▸ Task details: Repeat the entire listing exactly.

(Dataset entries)
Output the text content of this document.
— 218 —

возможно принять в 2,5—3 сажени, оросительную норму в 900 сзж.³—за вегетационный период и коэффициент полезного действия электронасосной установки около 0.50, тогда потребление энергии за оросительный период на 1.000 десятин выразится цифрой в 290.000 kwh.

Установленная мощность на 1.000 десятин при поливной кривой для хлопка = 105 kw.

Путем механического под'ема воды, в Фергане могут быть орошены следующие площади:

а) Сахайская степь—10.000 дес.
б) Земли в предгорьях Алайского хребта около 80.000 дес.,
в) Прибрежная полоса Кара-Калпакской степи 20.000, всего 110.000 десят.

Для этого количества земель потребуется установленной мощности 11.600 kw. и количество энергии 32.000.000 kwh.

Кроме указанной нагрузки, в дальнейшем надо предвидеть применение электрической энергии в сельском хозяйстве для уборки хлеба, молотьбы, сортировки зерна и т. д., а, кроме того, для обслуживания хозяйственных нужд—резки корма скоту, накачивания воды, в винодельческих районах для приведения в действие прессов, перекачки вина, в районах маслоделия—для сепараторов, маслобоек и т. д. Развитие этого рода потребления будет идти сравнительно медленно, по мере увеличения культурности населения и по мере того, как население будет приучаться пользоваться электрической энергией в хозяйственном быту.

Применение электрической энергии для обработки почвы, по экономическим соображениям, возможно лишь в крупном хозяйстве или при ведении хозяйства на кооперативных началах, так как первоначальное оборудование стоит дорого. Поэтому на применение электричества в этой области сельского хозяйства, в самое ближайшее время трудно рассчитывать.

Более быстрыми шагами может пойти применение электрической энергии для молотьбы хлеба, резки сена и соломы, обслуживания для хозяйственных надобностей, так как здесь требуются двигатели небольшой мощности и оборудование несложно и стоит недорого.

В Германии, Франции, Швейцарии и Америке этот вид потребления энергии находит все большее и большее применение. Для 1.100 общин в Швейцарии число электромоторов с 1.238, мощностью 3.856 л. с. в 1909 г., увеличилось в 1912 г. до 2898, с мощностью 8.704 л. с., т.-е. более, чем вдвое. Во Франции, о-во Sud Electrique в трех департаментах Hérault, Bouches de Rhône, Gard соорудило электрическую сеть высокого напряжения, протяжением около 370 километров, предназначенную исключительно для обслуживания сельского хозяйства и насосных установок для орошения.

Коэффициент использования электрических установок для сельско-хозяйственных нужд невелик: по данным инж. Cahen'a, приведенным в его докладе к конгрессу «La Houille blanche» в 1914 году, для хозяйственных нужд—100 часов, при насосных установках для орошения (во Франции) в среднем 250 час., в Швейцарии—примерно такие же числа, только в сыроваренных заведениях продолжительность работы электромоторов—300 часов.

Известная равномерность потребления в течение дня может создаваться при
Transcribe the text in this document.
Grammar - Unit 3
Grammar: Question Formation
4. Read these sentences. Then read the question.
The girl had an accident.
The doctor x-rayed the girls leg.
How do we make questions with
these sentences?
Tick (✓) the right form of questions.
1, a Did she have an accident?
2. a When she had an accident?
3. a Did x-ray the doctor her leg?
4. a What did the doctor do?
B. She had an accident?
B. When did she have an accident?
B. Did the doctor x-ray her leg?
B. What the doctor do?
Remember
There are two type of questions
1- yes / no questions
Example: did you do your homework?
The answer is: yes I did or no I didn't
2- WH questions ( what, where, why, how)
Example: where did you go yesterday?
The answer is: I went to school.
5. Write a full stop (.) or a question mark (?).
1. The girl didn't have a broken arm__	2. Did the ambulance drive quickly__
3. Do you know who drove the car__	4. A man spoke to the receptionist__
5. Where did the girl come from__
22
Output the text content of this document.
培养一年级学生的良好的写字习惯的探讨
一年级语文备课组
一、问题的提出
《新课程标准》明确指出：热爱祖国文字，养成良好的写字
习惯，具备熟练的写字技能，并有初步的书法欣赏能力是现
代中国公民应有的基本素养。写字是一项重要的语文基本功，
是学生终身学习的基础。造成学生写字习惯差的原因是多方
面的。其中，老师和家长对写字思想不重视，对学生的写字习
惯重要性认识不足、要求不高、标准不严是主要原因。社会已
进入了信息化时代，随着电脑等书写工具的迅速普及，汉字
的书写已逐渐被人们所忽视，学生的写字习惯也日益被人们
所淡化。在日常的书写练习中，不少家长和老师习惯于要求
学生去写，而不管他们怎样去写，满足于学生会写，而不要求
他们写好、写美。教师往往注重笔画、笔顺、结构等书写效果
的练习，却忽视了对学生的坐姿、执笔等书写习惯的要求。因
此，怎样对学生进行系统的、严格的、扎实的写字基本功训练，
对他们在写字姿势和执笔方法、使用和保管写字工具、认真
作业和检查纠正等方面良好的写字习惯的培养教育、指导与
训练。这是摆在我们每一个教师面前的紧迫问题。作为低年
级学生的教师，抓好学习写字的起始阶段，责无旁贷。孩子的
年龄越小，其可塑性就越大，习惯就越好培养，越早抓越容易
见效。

▸ The output:
Output the text content of this document.
— 218 —

возможно принять в 2,5—3 сажени, оросительную норму в 900 сзж.³—за вегетационный период и коэффициент полезного действия электронасосной установки около 0.50, тогда потребление энергии за оросительный период на 1.000 десятин выразится цифрой в 290.000 kwh.

Установленная мощность на 1.000 десятин при поливной кривой для хлопка = 105 kw.

Путем механического под'ема воды, в Фергане могут быть орошены следующие площади:

а) Сахайская степь—10.000 дес.
б) Земли в предгорьях Алайского хребта около 80.000 дес.,
в) Прибрежная полоса Кара-Калпакской степи 20.000, всего 110.000 десят.

Для этого количества земель потребуется установленной мощности 11.600 kw. и количество энергии 32.000.000 kwh.

Кроме указанной нагрузки, в дальнейшем надо предвидеть применение электрической энергии в сельском хозяйстве для уборки хлеба, молотьбы, сортировки зерна и т. д., а, кроме того, для обслуживания хозяйственных нужд—резки корма скоту, накачивания воды, в винодельческих районах для приведения в действие прессов, перекачки вина, в районах маслоделия—для сепараторов, маслобоек и т. д. Развитие этого рода потребления будет идти сравнительно медленно, по мере увеличения культурности населения и по мере того, как население будет приучаться пользоваться электрической энергией в хозяйственном быту.

Применение электрической энергии для обработки почвы, по экономическим соображениям, возможно лишь в крупном хозяйстве или при ведении хозяйства на кооперативных началах, так как первоначальное оборудование стоит дорого. Поэтому на применение электричества в этой области сельского хозяйства, в самое ближайшее время трудно рассчитывать.

Более быстрыми шагами может пойти применение электрической энергии для молотьбы хлеба, резки сена и соломы, обслуживания для хозяйственных надобностей, так как здесь требуются двигатели небольшой мощности и оборудование несложно и стоит недорого.

В Германии, Франции, Швейцарии и Америке этот вид потребления энергии находит все большее и большее применение. Для 1.100 общин в Швейцарии число электромоторов с 1.238, мощностью 3.856 л. с. в 1909 г., увеличилось в 1912 г. до 2898, с мощностью 8.704 л. с., т.-е. более, чем вдвое. Во Франции, о-во Sud Electrique в трех департаментах Hérault, Bouches de Rhône, Gard соорудило электрическую сеть высокого напряжения, протяжением около 370 километров, предназначенную исключительно для обслуживания сельского хозяйства и насосных установок для орошения.

Коэффициент использования электрических установок для сельско-хозяйственных нужд невелик: по данным инж. Cahen'a, приведенным в его докладе к конгрессу «La Houille blanche» в 1914 году, для хозяйственных нужд—100 часов, при насосных установках для орошения (во Франции) в среднем 250 час., в Швейцарии—примерно такие же числа, только в сыроваренных заведениях продолжительность работы электромоторов—300 часов.

Известная равномерность потребления в течение дня может создаваться при
Transcribe the text in this document.
Grammar - Unit 3
Grammar: Question Formation
4. Read these sentences. Then read the question.
The girl had an accident.
The doctor x-rayed the girls leg.
How do we make questions with
these sentences?
Tick (✓) the right form of questions.
1, a Did she have an accident?
2. a When she had an accident?
3. a Did x-ray the doctor her leg?
4. a What did the doctor do?
B. She had an accident?
B. When did she have an accident?
B. Did the doctor x-ray her leg?
B. What the doctor do?
Remember
There are two type of questions
1- yes / no questions
Example: did you do your homework?
The answer is: yes I did or no I didn't
2- WH questions ( what, where, why, how)
Example: where did you go yesterday?
The answer is: I went to school.
5. Write a full stop (.) or a question mark (?).
1. The girl didn't have a broken arm__	2. Did the ambulance drive quickly__
3. Do you know who drove the car__	4. A man spoke to the receptionist__
5. Where did the girl come from__
22
Output the text content of this document.
培养一年级学生的良好的写字习惯的探讨
一年级语文备课组
一、问题的提出
《新课程标准》明确指出：热爱祖国文字，养成良好的写字
习惯，具备熟练的写字技能，并有初步的书法欣赏能力是现
代中国公民应有的基本素养。写字是一项重要的语文基本功，
是学生终身学习的基础。造成学生写字习惯差的原因是多方
面的。其中，老师和家长对写字思想不重视，对学生的写字习
惯重要性认识不足、要求不高、标准不严是主要原因。社会已
进入了信息化时代，随着电脑等书写工具的迅速普及，汉字
的书写已逐渐被人们所忽视，学生的写字习惯也日益被人们
所淡化。在日常的书写练习中，不少家长和老师习惯于要求
学生去写，而不管他们怎样去写，满足于学生会写，而不要求
他们写好、写美。教师往往注重笔画、笔顺、结构等书写效果
的练习，却忽视了对学生的坐姿、执笔等书写习惯的要求。因
此，怎样对学生进行系统的、严格的、扎实的写字基本功训练，
对他们在写字姿势和执笔方法、使用和保管写字工具、认真
作业和检查纠正等方面良好的写字习惯的培养教育、指导与
训练。这是摆在我们每一个教师面前的紧迫问题。作为低年
级学生的教师，抓好学习写字的起始阶段，责无旁贷。孩子的
年龄越小，其可塑性就越大，习惯就越好培养，越早抓越容易
见效。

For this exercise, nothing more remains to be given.